* start Records for processing *

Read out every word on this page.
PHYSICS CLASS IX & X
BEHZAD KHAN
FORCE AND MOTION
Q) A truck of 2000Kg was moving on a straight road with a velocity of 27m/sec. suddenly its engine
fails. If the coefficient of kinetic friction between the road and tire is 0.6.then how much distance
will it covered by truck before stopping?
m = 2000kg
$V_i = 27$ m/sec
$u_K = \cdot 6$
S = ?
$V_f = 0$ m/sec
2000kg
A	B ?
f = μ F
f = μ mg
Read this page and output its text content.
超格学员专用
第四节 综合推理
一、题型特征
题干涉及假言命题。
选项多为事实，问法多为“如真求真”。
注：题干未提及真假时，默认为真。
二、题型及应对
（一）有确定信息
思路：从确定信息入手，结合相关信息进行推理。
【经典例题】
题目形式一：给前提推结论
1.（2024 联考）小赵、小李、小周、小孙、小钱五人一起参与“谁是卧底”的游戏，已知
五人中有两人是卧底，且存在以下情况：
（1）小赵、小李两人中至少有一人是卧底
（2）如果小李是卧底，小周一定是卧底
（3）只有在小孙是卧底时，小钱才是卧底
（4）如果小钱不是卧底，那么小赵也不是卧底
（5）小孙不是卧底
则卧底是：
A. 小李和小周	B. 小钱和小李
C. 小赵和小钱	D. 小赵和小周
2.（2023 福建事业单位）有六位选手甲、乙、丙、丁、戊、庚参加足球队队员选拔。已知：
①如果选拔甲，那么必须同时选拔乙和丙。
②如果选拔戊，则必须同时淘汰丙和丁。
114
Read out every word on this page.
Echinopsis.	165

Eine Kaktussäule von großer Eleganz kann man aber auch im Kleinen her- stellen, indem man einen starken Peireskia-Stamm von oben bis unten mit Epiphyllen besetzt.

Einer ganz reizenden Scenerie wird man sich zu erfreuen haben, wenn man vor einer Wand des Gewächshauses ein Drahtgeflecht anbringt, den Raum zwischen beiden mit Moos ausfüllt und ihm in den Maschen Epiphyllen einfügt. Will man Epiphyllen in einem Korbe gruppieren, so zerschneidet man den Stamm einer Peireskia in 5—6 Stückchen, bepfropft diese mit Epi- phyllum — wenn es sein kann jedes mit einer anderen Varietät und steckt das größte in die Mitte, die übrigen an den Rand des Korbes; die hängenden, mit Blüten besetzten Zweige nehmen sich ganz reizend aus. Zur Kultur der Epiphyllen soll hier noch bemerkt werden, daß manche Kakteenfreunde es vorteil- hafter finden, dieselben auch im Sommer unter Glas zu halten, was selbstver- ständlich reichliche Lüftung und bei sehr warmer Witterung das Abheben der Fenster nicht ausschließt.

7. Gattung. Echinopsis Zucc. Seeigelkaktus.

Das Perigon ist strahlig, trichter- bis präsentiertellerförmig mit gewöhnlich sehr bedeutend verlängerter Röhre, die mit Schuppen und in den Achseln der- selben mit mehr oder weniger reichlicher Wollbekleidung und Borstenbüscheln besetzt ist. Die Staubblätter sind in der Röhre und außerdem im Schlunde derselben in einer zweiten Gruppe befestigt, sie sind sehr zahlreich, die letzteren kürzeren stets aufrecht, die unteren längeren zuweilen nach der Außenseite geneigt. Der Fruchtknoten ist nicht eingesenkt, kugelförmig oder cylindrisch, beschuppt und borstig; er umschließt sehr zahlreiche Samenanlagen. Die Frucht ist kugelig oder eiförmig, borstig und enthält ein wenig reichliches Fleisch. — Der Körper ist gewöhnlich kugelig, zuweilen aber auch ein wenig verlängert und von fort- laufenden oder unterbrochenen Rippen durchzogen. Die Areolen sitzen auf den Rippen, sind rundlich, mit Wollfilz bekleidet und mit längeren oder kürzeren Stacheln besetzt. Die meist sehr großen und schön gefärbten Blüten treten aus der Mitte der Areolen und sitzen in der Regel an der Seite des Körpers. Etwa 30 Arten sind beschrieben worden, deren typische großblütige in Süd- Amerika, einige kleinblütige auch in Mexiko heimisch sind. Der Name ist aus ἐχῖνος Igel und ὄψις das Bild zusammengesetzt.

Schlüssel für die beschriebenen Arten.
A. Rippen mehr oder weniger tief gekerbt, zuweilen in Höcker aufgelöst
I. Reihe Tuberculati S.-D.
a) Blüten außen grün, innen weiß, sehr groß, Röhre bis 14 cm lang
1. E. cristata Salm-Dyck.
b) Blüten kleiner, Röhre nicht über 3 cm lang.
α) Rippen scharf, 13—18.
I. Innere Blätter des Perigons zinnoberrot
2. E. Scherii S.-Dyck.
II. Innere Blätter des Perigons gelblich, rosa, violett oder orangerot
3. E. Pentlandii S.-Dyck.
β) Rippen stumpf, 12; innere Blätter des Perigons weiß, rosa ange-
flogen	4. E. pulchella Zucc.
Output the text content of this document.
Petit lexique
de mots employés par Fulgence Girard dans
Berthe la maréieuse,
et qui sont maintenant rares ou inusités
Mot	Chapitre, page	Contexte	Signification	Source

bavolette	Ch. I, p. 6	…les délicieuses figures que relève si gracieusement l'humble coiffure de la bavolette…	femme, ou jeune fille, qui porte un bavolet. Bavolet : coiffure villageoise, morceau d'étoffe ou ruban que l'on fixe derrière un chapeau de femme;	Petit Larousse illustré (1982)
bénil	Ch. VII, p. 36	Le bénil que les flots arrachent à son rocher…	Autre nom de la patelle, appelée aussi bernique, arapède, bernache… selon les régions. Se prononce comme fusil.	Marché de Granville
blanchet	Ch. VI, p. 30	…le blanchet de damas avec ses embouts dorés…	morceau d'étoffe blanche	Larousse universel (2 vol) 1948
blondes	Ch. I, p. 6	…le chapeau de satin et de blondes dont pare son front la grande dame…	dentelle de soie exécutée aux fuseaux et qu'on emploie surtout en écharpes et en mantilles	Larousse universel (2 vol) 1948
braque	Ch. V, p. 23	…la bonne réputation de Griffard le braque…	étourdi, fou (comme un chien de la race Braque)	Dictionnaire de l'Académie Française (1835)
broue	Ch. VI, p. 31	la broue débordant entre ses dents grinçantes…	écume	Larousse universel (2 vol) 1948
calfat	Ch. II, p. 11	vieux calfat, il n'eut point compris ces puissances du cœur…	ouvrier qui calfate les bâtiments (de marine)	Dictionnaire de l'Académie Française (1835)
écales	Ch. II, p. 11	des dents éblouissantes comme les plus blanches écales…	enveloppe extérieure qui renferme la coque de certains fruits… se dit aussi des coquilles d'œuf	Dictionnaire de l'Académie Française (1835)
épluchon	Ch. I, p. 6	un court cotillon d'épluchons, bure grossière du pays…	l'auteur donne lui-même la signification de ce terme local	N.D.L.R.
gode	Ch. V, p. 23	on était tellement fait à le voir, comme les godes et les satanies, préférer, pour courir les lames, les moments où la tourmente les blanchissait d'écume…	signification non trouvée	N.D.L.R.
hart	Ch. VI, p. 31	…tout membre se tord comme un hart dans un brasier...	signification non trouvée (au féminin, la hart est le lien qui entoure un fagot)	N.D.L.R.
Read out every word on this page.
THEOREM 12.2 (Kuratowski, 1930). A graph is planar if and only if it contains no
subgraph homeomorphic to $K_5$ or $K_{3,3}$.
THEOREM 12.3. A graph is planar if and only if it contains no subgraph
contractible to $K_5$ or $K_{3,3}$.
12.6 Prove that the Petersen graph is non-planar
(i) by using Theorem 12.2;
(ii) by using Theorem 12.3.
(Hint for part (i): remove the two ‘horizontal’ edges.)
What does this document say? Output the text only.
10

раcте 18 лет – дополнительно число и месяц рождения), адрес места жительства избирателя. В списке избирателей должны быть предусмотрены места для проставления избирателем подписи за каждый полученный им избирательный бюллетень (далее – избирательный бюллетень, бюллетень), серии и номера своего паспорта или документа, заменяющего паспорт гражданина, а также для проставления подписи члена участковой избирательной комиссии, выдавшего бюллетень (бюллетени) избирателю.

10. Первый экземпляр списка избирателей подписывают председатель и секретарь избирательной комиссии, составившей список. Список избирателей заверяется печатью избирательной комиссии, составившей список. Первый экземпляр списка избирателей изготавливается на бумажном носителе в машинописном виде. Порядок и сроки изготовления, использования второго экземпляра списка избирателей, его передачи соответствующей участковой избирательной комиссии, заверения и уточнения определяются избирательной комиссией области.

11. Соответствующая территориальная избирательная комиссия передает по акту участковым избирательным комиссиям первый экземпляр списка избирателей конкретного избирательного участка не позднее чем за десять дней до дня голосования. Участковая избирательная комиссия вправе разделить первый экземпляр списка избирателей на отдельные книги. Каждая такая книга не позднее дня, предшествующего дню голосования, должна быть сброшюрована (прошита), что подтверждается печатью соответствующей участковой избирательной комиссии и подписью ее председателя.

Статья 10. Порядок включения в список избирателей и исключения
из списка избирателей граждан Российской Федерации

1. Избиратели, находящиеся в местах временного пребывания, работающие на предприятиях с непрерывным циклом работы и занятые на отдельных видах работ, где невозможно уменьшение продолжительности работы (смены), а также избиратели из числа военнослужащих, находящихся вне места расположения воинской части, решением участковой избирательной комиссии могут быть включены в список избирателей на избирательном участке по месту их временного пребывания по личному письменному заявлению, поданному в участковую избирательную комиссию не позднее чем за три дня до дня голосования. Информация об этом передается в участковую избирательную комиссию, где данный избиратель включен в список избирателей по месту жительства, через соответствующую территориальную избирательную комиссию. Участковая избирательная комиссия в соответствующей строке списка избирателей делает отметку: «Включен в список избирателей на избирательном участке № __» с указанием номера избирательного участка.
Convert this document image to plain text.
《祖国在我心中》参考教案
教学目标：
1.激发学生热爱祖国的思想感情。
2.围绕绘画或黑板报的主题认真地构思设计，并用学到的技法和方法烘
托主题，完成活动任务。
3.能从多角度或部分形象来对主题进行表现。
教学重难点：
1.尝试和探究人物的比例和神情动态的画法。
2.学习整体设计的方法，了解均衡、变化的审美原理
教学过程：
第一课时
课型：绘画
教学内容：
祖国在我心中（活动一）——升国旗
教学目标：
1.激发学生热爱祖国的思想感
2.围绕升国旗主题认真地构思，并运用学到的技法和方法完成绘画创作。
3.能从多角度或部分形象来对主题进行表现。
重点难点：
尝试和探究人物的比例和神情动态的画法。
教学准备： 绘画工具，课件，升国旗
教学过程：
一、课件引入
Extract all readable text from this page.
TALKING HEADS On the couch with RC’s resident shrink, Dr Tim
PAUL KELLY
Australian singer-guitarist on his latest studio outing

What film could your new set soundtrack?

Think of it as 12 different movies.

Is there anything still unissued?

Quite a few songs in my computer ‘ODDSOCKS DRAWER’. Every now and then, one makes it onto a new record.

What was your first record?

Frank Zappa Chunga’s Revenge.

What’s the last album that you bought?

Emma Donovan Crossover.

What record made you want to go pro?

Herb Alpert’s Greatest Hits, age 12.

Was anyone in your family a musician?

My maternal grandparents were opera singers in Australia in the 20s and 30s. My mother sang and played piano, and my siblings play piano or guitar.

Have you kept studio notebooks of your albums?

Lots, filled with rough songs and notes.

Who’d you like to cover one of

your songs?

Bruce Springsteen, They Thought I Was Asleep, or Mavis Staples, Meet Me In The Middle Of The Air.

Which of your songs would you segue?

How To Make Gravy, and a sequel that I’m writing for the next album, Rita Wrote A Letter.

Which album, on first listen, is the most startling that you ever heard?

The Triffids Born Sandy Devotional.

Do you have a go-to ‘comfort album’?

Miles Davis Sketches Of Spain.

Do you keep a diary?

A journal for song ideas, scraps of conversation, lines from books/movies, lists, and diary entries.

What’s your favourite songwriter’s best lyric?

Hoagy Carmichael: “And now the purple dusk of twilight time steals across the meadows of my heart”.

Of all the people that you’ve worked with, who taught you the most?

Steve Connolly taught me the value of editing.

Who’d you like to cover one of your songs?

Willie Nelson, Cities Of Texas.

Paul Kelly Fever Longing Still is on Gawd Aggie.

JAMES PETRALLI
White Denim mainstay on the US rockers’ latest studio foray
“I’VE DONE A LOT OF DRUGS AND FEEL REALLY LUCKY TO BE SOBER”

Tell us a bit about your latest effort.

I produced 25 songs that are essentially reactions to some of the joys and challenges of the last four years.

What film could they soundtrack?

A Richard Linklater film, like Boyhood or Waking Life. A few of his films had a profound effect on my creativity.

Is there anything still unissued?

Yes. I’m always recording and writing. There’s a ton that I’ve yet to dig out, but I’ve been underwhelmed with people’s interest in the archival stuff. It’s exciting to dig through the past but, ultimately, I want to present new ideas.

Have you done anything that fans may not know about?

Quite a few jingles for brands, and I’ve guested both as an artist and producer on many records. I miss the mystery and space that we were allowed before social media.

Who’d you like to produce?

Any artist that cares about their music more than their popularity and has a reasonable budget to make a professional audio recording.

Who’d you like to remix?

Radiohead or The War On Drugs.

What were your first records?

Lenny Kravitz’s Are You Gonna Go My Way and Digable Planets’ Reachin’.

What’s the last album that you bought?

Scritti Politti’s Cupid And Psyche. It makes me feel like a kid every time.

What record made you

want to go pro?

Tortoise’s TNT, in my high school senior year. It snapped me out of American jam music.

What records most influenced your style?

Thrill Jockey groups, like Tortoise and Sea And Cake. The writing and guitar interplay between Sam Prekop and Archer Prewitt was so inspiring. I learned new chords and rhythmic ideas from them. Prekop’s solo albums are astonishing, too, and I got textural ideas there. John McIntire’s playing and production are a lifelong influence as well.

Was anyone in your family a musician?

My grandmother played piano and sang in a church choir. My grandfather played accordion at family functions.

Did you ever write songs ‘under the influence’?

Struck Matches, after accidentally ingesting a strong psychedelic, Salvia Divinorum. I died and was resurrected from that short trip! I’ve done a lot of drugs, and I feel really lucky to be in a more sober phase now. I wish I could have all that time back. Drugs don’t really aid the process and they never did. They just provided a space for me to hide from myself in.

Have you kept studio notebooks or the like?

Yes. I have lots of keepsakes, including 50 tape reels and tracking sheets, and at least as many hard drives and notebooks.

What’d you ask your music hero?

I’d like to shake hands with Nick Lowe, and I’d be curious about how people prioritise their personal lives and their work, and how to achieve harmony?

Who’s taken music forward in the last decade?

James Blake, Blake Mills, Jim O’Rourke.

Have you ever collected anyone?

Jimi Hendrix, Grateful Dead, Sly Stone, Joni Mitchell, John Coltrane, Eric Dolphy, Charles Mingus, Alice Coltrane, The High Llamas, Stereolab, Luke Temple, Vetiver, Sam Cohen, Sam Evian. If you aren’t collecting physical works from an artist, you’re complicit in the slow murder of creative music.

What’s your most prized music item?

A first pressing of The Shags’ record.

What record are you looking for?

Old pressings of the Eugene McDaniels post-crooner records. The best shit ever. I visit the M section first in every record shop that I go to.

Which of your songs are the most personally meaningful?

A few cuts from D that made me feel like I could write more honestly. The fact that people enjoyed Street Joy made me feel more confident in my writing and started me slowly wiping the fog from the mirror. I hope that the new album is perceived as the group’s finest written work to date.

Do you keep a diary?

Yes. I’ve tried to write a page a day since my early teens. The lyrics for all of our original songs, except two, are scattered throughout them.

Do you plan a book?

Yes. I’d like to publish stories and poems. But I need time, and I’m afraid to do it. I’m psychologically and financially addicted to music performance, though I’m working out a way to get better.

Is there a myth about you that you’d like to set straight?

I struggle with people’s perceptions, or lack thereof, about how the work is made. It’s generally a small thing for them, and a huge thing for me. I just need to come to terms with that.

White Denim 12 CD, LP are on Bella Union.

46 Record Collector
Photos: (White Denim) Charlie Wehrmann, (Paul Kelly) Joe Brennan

* end Records for processing *

= Exercise objective =
From the records above, pick out and copy each line holding the word "Française".

= Correct result =
braque	Ch. V, p. 23	…la bonne réputation de Griffard le braque…	étourdi, fou (comme un chien de la race Braque)	Dictionnaire de l'Académie Française (1835)
calfat	Ch. II, p. 11	vieux calfat, il n'eut point compris ces puissances du cœur…	ouvrier qui calfate les bâtiments (de marine)	Dictionnaire de l'Académie Française (1835)
écales	Ch. II, p. 11	des dents éblouissantes comme les plus blanches écales…	enveloppe extérieure qui renferme la coque de certains fruits… se dit aussi des coquilles d'œuf	Dictionnaire de l'Académie Française (1835)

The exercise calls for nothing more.